__Written instruction__:
Look below and pull out each line with the word "actor".

--- start Excerpted data ---

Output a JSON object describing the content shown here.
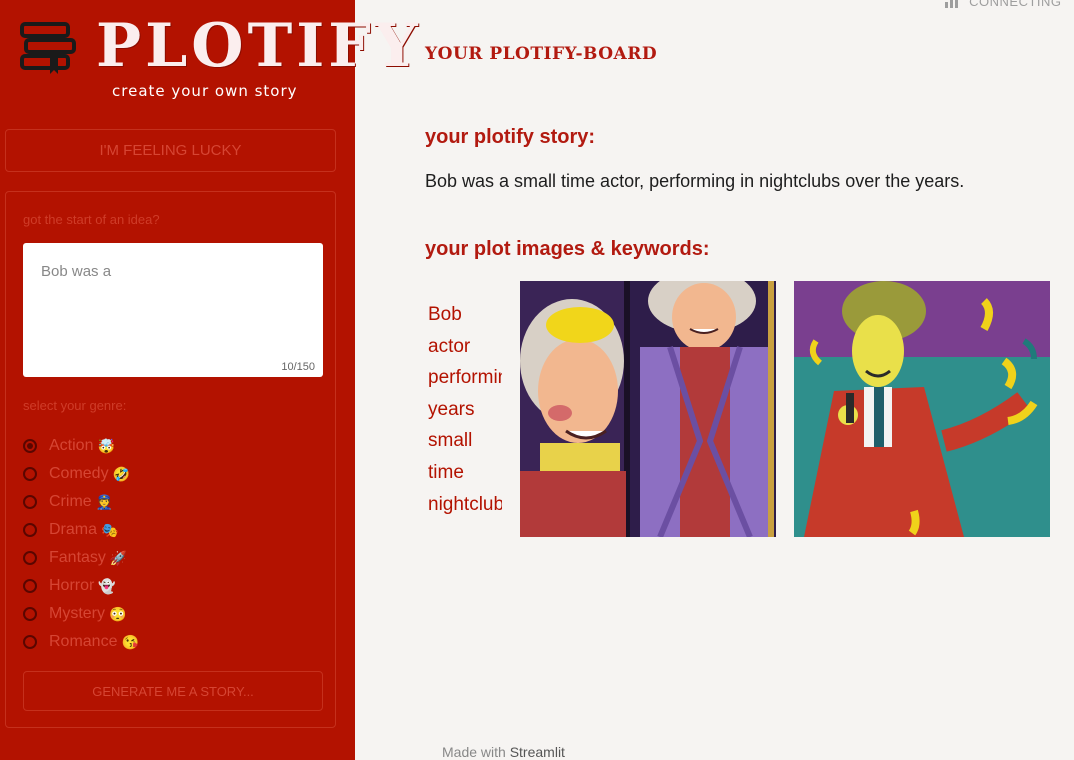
{
  "sidebar": {
    "logo": {
      "title": "PLOTIFY",
      "subtitle": "create your own story"
    },
    "lucky_button": "I'M FEELING LUCKY",
    "idea_label": "got the start of an idea?",
    "idea_value": "Bob was a",
    "char_count": "10/150",
    "genre_label": "select your genre:",
    "genres": [
      {
        "label": "Action",
        "emoji": "🤯",
        "selected": true
      },
      {
        "label": "Comedy",
        "emoji": "🤣",
        "selected": false
      },
      {
        "label": "Crime",
        "emoji": "👮",
        "selected": false
      },
      {
        "label": "Drama",
        "emoji": "🎭",
        "selected": false
      },
      {
        "label": "Fantasy",
        "emoji": "🚀",
        "selected": false
      },
      {
        "label": "Horror",
        "emoji": "👻",
        "selected": false
      },
      {
        "label": "Mystery",
        "emoji": "😳",
        "selected": false
      },
      {
        "label": "Romance",
        "emoji": "😘",
        "selected": false
      }
    ],
    "generate_button": "GENERATE ME A STORY..."
  },
  "main": {
    "status": "CONNECTING",
    "board_title": "YOUR PLOTIFY-BOARD",
    "story_heading": "your plotify story:",
    "story_text": "Bob was a small time actor, performing in nightclubs over the years.",
    "images_heading": "your plot images & keywords:",
    "keywords": [
      "Bob",
      "actor",
      "performing",
      "years",
      "small",
      "time",
      "nightclubs"
    ]
  },
  "footer": {
    "made_with": "Made with",
    "brand": "Streamlit"
  },
  "colors": {
    "sidebar_bg": "#b31200",
    "accent": "#b21a10",
    "page_bg": "#f6f4f2"
  }
}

--- end Excerpted data ---

__Reply to the task__:
    "story_text": "Bob was a small time actor, performing in nightclubs over the years.",
      "actor",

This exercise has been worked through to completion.